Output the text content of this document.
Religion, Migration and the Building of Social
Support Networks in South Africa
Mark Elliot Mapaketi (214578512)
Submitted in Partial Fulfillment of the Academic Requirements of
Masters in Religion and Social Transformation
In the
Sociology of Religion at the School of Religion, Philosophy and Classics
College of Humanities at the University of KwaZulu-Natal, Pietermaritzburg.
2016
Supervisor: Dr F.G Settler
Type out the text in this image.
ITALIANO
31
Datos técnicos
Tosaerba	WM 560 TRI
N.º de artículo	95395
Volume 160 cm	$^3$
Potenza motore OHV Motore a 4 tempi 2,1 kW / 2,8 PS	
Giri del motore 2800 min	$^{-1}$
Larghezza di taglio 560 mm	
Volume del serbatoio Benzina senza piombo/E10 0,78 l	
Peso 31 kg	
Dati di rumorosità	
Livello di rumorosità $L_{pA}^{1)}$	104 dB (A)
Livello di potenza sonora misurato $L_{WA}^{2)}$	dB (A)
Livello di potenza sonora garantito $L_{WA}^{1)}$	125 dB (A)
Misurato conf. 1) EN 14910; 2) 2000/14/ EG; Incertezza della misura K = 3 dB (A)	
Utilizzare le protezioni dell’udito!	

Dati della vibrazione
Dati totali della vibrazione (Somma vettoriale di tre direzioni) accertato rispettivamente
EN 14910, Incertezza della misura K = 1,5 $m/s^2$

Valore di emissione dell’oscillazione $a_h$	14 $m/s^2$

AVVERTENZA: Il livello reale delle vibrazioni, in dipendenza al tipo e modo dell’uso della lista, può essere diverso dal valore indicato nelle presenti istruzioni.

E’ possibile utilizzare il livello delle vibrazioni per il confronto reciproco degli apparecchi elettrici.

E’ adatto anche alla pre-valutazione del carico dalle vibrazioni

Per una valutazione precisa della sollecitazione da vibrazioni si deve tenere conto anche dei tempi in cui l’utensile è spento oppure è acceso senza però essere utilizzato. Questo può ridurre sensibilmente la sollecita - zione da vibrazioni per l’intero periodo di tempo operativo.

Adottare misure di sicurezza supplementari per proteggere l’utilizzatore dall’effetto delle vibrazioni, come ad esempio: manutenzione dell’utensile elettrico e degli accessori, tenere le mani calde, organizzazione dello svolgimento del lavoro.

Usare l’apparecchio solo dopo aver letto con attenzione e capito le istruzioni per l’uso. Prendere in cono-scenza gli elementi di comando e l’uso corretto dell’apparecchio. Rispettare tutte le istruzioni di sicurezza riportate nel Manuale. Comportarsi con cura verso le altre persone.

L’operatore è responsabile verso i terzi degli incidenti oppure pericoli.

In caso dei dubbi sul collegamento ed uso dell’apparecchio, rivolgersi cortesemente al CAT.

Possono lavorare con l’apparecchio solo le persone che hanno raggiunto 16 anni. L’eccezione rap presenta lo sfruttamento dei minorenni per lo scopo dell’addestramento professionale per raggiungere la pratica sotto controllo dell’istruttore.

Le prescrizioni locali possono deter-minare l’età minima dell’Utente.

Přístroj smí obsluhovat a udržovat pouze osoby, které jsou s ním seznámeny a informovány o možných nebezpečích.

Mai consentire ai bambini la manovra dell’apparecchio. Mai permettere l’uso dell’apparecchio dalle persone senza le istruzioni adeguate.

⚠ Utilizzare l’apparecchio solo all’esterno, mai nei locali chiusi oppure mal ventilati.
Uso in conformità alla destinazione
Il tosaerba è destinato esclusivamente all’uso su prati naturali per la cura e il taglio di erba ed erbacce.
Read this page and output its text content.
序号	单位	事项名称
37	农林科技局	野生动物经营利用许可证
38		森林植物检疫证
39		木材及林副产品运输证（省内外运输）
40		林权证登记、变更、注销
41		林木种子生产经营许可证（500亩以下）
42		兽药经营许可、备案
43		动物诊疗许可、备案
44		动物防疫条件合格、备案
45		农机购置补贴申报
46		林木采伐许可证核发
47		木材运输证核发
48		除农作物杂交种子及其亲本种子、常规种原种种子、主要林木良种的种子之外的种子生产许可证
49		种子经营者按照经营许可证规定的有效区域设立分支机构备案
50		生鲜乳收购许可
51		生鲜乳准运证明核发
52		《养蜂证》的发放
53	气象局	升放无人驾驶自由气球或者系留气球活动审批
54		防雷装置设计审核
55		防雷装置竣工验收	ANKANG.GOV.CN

### Requirements
Your output consists solely of the lines from the one with "Read this page and output its text content." through the last line, copied exactly.

### Exercise response
Read this page and output its text content.
序号	单位	事项名称
37	农林科技局	野生动物经营利用许可证
38		森林植物检疫证
39		木材及林副产品运输证（省内外运输）
40		林权证登记、变更、注销
41		林木种子生产经营许可证（500亩以下）
42		兽药经营许可、备案
43		动物诊疗许可、备案
44		动物防疫条件合格、备案
45		农机购置补贴申报
46		林木采伐许可证核发
47		木材运输证核发
48		除农作物杂交种子及其亲本种子、常规种原种种子、主要林木良种的种子之外的种子生产许可证
49		种子经营者按照经营许可证规定的有效区域设立分支机构备案
50		生鲜乳收购许可
51		生鲜乳准运证明核发
52		《养蜂证》的发放
53	气象局	升放无人驾驶自由气球或者系留气球活动审批
54		防雷装置设计审核
55		防雷装置竣工验收	ANKANG.GOV.CN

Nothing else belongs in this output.